| Task to complete |
Transcribe the whole listing below without changing a word, but leave out every image.
--- start of Input ---
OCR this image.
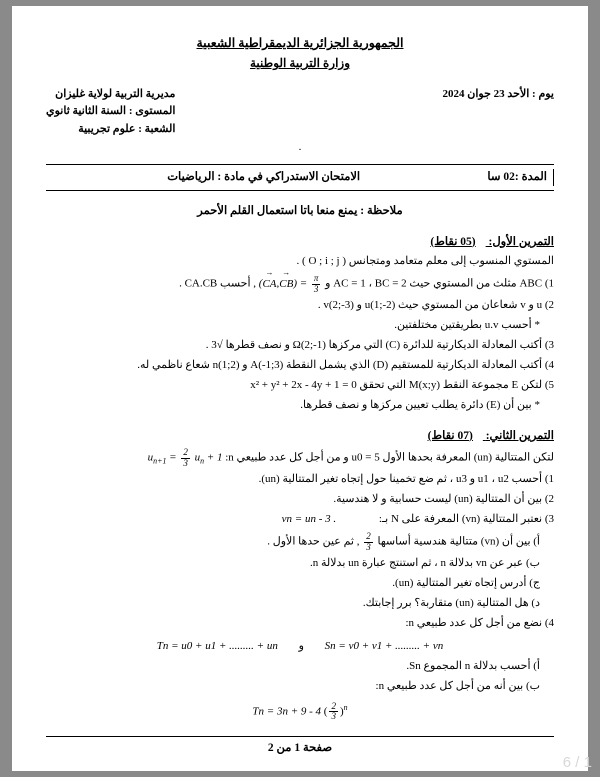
الجمهورية الجزائرية الديمقراطية الشعبية
وزارة التربية الوطنية
يوم : الأحد 23 جوان 2024
مديرية التربية لولاية غليزان
المستوى : السنة الثانية ثانوي
الشعبة : علوم تجريبية
.
المدة :02 سا
الامتحان الاستدراكي في مادة : الرياضيات
ملاحظة : يمنع منعا باتا استعمال القلم الأحمر
التمرين الأول: (05 نقاط)

المستوي المنسوب إلى معلم متعامد ومتجانس ( O ; i ; j ) .

1) ABC مثلث من المستوي حيث AC = 1 ، BC = 2 و (→ $CA,\to CB) = \frac{\pi}{3}$
, أحسب CA.CB .

2) u و v شعاعان من المستوي حيث u(1;-2) و v(2;-3) .

* أحسب u.v بطريقتين مختلفتين.

3) أكتب المعادلة الديكارتية للدائرة (C) التي مركزها Ω(2;-1) و نصف قطرها √3 .

4) أكتب المعادلة الديكارتية للمستقيم (D) الذي يشمل النقطة A(-1;3) و n(1;2) شعاع ناظمي له.

5) لتكن E مجموعة النقط M(x;y) التي تحقق x² + y² + 2x - 4y + 1 = 0

* بين أن (E) دائرة يطلب تعيين مركزها و نصف قطرها.

التمرين الثاني: (07 نقاط)

لتكن المتتالية (un) المعرفة بحدها الأول u0 = 5 و من أجل كل عدد طبيعي n: $u_{n+1} = \frac{2}{3} u_n + 1$

1) أحسب u1 ، u2 و u3 ، ثم ضع تخمينا حول إتجاه تغير المتتالية (un).

2) بين أن المتتالية (un) ليست حسابية و لا هندسية.

3) نعتبر المتتالية (vn) المعرفة على N بـ: vn = un - 3 .

أ) بين أن (vn) متتالية هندسية أساسها
$\frac{2}{3}$
, ثم عين حدها الأول .

ب) عبر عن vn بدلالة n ، ثم استنتج عبارة un بدلالة n.

ج) أدرس إتجاه تغير المتتالية (un).

د) هل المتتالية (un) متقاربة؟ برر إجابتك.

4) نضع من أجل كل عدد طبيعي n:

Tn = u0 + u1 + ......... + un و Sn = v0 + v1 + ......... + vn

أ) أحسب بدلالة n المجموع Sn.

ب) بين أنه من أجل كل عدد طبيعي n:

Tn = 3n + 9 - 4 ( $\frac{2}{3} )^n$
صفحة 1 من 2
1 / 6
--- end of Input ---
| The result |
OCR this image.
الجمهورية الجزائرية الديمقراطية الشعبية
وزارة التربية الوطنية
يوم : الأحد 23 جوان 2024
مديرية التربية لولاية غليزان
المستوى : السنة الثانية ثانوي
الشعبة : علوم تجريبية
.
المدة :02 سا
الامتحان الاستدراكي في مادة : الرياضيات
ملاحظة : يمنع منعا باتا استعمال القلم الأحمر
التمرين الأول: (05 نقاط)

المستوي المنسوب إلى معلم متعامد ومتجانس ( O ; i ; j ) .

1) ABC مثلث من المستوي حيث AC = 1 ، BC = 2 و (→ $CA,\to CB) = \frac{\pi}{3}$
, أحسب CA.CB .

2) u و v شعاعان من المستوي حيث u(1;-2) و v(2;-3) .

* أحسب u.v بطريقتين مختلفتين.

3) أكتب المعادلة الديكارتية للدائرة (C) التي مركزها Ω(2;-1) و نصف قطرها √3 .

4) أكتب المعادلة الديكارتية للمستقيم (D) الذي يشمل النقطة A(-1;3) و n(1;2) شعاع ناظمي له.

5) لتكن E مجموعة النقط M(x;y) التي تحقق x² + y² + 2x - 4y + 1 = 0

* بين أن (E) دائرة يطلب تعيين مركزها و نصف قطرها.

التمرين الثاني: (07 نقاط)

لتكن المتتالية (un) المعرفة بحدها الأول u0 = 5 و من أجل كل عدد طبيعي n: $u_{n+1} = \frac{2}{3} u_n + 1$

1) أحسب u1 ، u2 و u3 ، ثم ضع تخمينا حول إتجاه تغير المتتالية (un).

2) بين أن المتتالية (un) ليست حسابية و لا هندسية.

3) نعتبر المتتالية (vn) المعرفة على N بـ: vn = un - 3 .

أ) بين أن (vn) متتالية هندسية أساسها
$\frac{2}{3}$
, ثم عين حدها الأول .

ب) عبر عن vn بدلالة n ، ثم استنتج عبارة un بدلالة n.

ج) أدرس إتجاه تغير المتتالية (un).

د) هل المتتالية (un) متقاربة؟ برر إجابتك.

4) نضع من أجل كل عدد طبيعي n:

Tn = u0 + u1 + ......... + un و Sn = v0 + v1 + ......... + vn

أ) أحسب بدلالة n المجموع Sn.

ب) بين أنه من أجل كل عدد طبيعي n:

Tn = 3n + 9 - 4 ( $\frac{2}{3} )^n$
صفحة 1 من 2
1 / 6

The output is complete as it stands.